■ Objective: Where a line contains the word "country", copy that line in full.
▼▼▼
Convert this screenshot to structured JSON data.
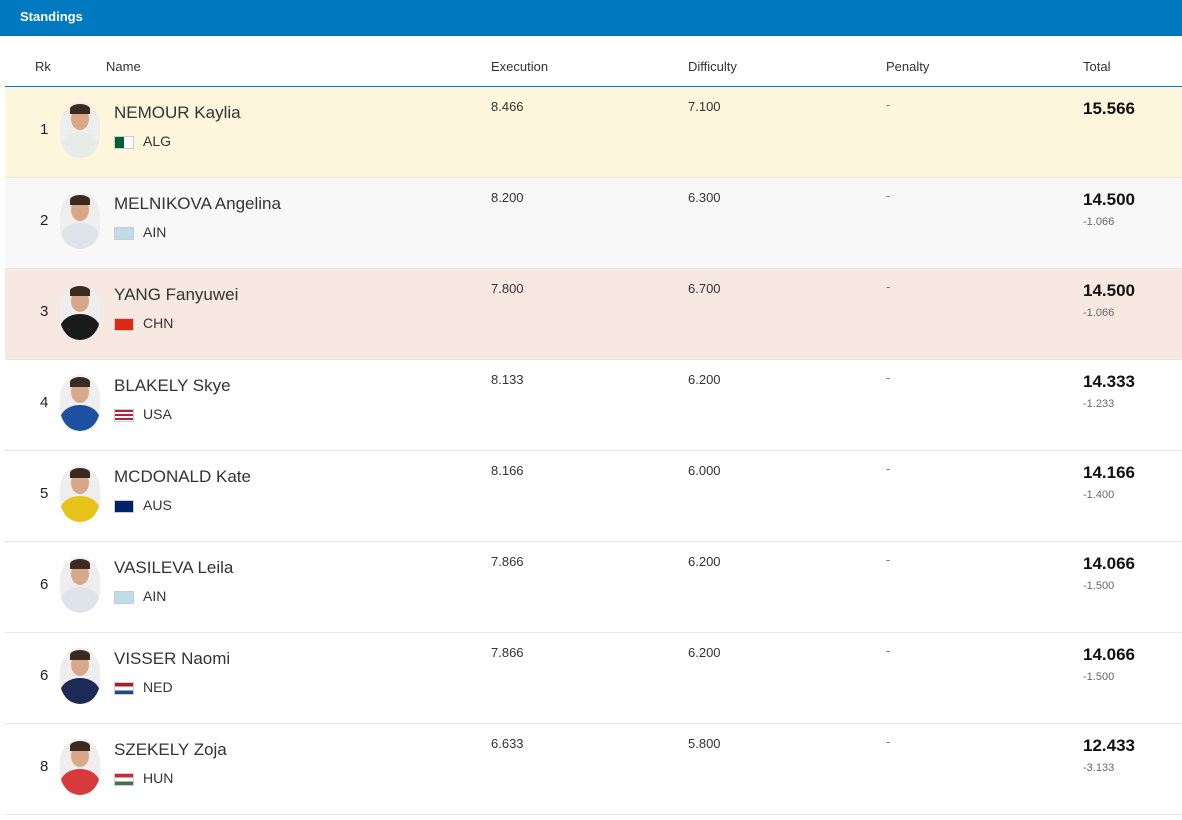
{
  "title": "Standings",
  "columns": {
    "rk": "Rk",
    "name": "Name",
    "execution": "Execution",
    "difficulty": "Difficulty",
    "penalty": "Penalty",
    "total": "Total"
  },
  "colors": {
    "header": "#0079c1",
    "gold": "#fdf5dc",
    "silver": "#f8f8f8",
    "bronze": "#f7e8e1"
  },
  "rows": [
    {
      "rk": "1",
      "name": "NEMOUR Kaylia",
      "country": "ALG",
      "execution": "8.466",
      "difficulty": "7.100",
      "penalty": "-",
      "total": "15.566",
      "gap": ""
    },
    {
      "rk": "2",
      "name": "MELNIKOVA Angelina",
      "country": "AIN",
      "execution": "8.200",
      "difficulty": "6.300",
      "penalty": "-",
      "total": "14.500",
      "gap": "-1.066"
    },
    {
      "rk": "3",
      "name": "YANG Fanyuwei",
      "country": "CHN",
      "execution": "7.800",
      "difficulty": "6.700",
      "penalty": "-",
      "total": "14.500",
      "gap": "-1.066"
    },
    {
      "rk": "4",
      "name": "BLAKELY Skye",
      "country": "USA",
      "execution": "8.133",
      "difficulty": "6.200",
      "penalty": "-",
      "total": "14.333",
      "gap": "-1.233"
    },
    {
      "rk": "5",
      "name": "MCDONALD Kate",
      "country": "AUS",
      "execution": "8.166",
      "difficulty": "6.000",
      "penalty": "-",
      "total": "14.166",
      "gap": "-1.400"
    },
    {
      "rk": "6",
      "name": "VASILEVA Leila",
      "country": "AIN",
      "execution": "7.866",
      "difficulty": "6.200",
      "penalty": "-",
      "total": "14.066",
      "gap": "-1.500"
    },
    {
      "rk": "6",
      "name": "VISSER Naomi",
      "country": "NED",
      "execution": "7.866",
      "difficulty": "6.200",
      "penalty": "-",
      "total": "14.066",
      "gap": "-1.500"
    },
    {
      "rk": "8",
      "name": "SZEKELY Zoja",
      "country": "HUN",
      "execution": "6.633",
      "difficulty": "5.800",
      "penalty": "-",
      "total": "12.433",
      "gap": "-3.133"
    }
  ]
}
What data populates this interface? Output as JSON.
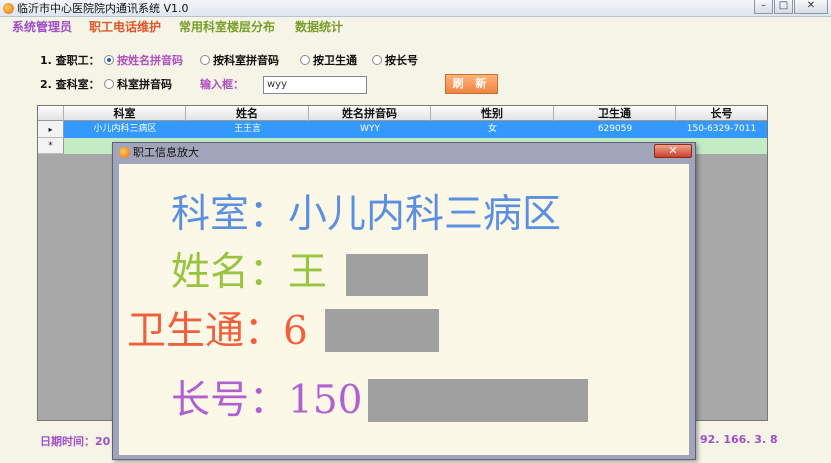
{
  "window": {
    "title": "临沂市中心医院院内通讯系统 V1.0",
    "min_label": "–",
    "max_label": "□",
    "close_label": "✕"
  },
  "menu": [
    {
      "label": "系统管理员",
      "color": "#a050c8"
    },
    {
      "label": "职工电话维护",
      "color": "#e0562a"
    },
    {
      "label": "常用科室楼层分布",
      "color": "#7a9d2a"
    },
    {
      "label": "数据统计",
      "color": "#7a9d2a"
    }
  ],
  "search": {
    "row1_label": "1. 查职工：",
    "row1_options": [
      "按姓名拼音码",
      "按科室拼音码",
      "按卫生通",
      "按长号"
    ],
    "row1_selected": "按姓名拼音码",
    "row2_label": "2. 查科室：",
    "row2_option": "科室拼音码",
    "input_label": "输入框：",
    "input_value": "wyy",
    "refresh_label": "刷 新"
  },
  "table": {
    "headers": [
      "科室",
      "姓名",
      "姓名拼音码",
      "性别",
      "卫生通",
      "长号"
    ],
    "rows": [
      [
        "小儿内科三病区",
        "王王言",
        "WYY",
        "女",
        "629059",
        "150-6329-7011"
      ]
    ],
    "row_indicator": "▸",
    "new_row_indicator": "*"
  },
  "status": {
    "left": "日期时间：20",
    "right": "92. 166. 3. 8"
  },
  "popup": {
    "title": "职工信息放大",
    "close_label": "✕",
    "dept_line": "科室：小儿内科三病区",
    "name_line": "姓名：王",
    "phone_line": "卫生通：6",
    "mobile_line": "长号：150",
    "colors": {
      "dept": "#5b8fe0",
      "name": "#98c440",
      "phone": "#f0603c",
      "mobile": "#b060d0"
    }
  }
}
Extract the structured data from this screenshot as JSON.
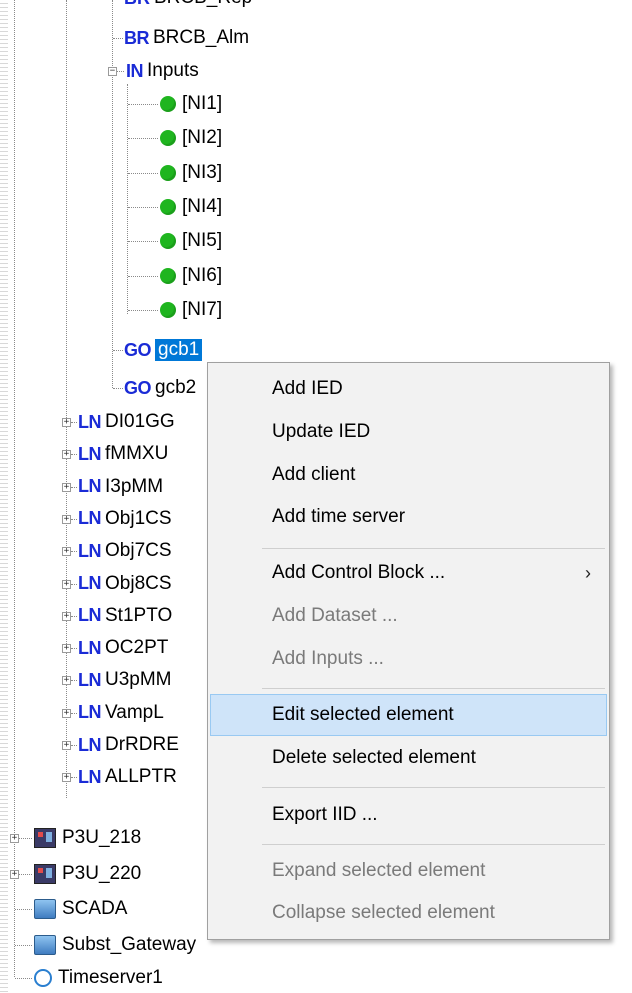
{
  "tree": {
    "top_partial": "BRCB...",
    "brcb": {
      "tag": "BR",
      "label": "BRCB_Alm"
    },
    "inputs": {
      "tag": "IN",
      "label": "Inputs"
    },
    "ni_items": [
      "[NI1]",
      "[NI2]",
      "[NI3]",
      "[NI4]",
      "[NI5]",
      "[NI6]",
      "[NI7]"
    ],
    "go1": {
      "tag": "GO",
      "label": "gcb1"
    },
    "go2": {
      "tag": "GO",
      "label": "gcb2"
    },
    "ln_items": [
      {
        "tag": "LN",
        "label": "DI01GG"
      },
      {
        "tag": "LN",
        "label": "fMMXU"
      },
      {
        "tag": "LN",
        "label": "I3pMM"
      },
      {
        "tag": "LN",
        "label": "Obj1CS"
      },
      {
        "tag": "LN",
        "label": "Obj7CS"
      },
      {
        "tag": "LN",
        "label": "Obj8CS"
      },
      {
        "tag": "LN",
        "label": "St1PTO"
      },
      {
        "tag": "LN",
        "label": "OC2PT"
      },
      {
        "tag": "LN",
        "label": "U3pMM"
      },
      {
        "tag": "LN",
        "label": "VampL"
      },
      {
        "tag": "LN",
        "label": "DrRDRE"
      },
      {
        "tag": "LN",
        "label": "ALLPTR"
      }
    ],
    "devices": [
      {
        "label": "P3U_218",
        "icon": "ied-icon"
      },
      {
        "label": "P3U_220",
        "icon": "ied-icon"
      },
      {
        "label": "SCADA",
        "icon": "pc-icon"
      },
      {
        "label": "Subst_Gateway",
        "icon": "pc-icon"
      },
      {
        "label": "Timeserver1",
        "icon": "clock-icon"
      }
    ]
  },
  "context_menu": {
    "add_ied": "Add IED",
    "update_ied": "Update IED",
    "add_client": "Add client",
    "add_time_server": "Add time server",
    "add_control_block": "Add Control Block ...",
    "submenu_arrow": "›",
    "add_dataset": "Add Dataset ...",
    "add_inputs": "Add Inputs ...",
    "edit_selected": "Edit selected element",
    "delete_selected": "Delete selected element",
    "export_iid": "Export IID ...",
    "expand_selected": "Expand selected element",
    "collapse_selected": "Collapse selected element"
  },
  "colors": {
    "tag_blue": "#1a2bd6",
    "selection": "#0078d7",
    "status_green": "#1fb51f",
    "menu_hover": "#cfe4f9"
  }
}
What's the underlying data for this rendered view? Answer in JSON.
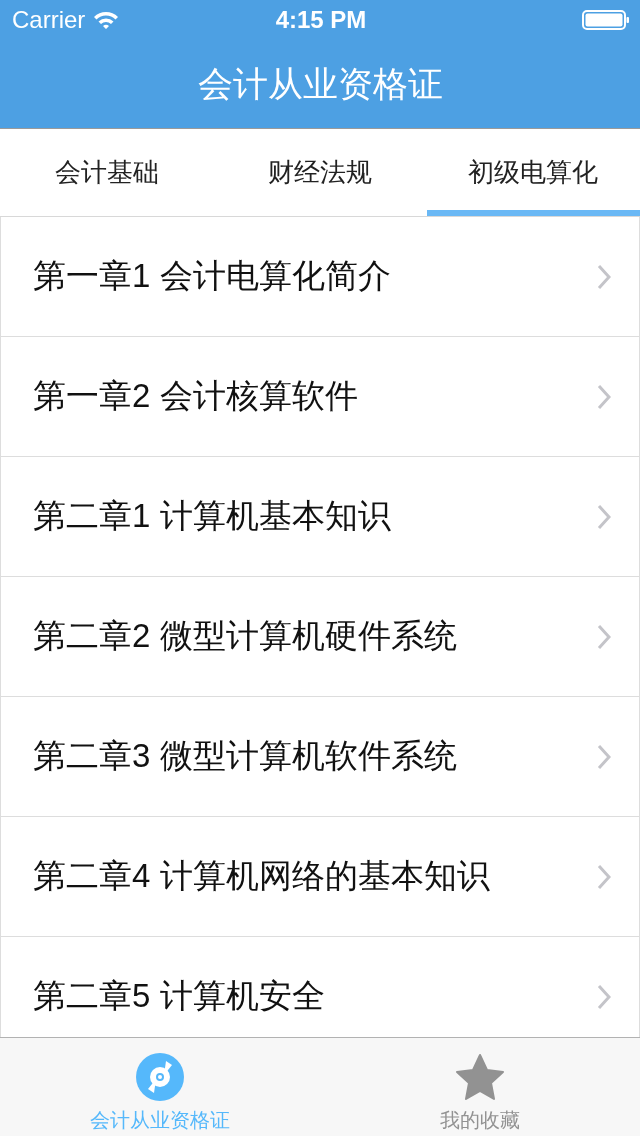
{
  "status_bar": {
    "carrier": "Carrier",
    "time": "4:15 PM"
  },
  "nav_bar": {
    "title": "会计从业资格证"
  },
  "tabs": [
    {
      "label": "会计基础",
      "selected": false
    },
    {
      "label": "财经法规",
      "selected": false
    },
    {
      "label": "初级电算化",
      "selected": true
    }
  ],
  "chapters": [
    {
      "title": "第一章1 会计电算化简介"
    },
    {
      "title": "第一章2 会计核算软件"
    },
    {
      "title": "第二章1 计算机基本知识"
    },
    {
      "title": "第二章2 微型计算机硬件系统"
    },
    {
      "title": "第二章3 微型计算机软件系统"
    },
    {
      "title": "第二章4 计算机网络的基本知识"
    },
    {
      "title": "第二章5 计算机安全"
    }
  ],
  "tab_bar": [
    {
      "label": "会计从业资格证",
      "selected": true
    },
    {
      "label": "我的收藏",
      "selected": false
    }
  ]
}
▲▲▲
■ Solution to this task:
      "country": "ALG",
      "country": "AIN",
      "country": "CHN",
      "country": "USA",
      "country": "AUS",
      "country": "AIN",
      "country": "NED",
      "country": "HUN",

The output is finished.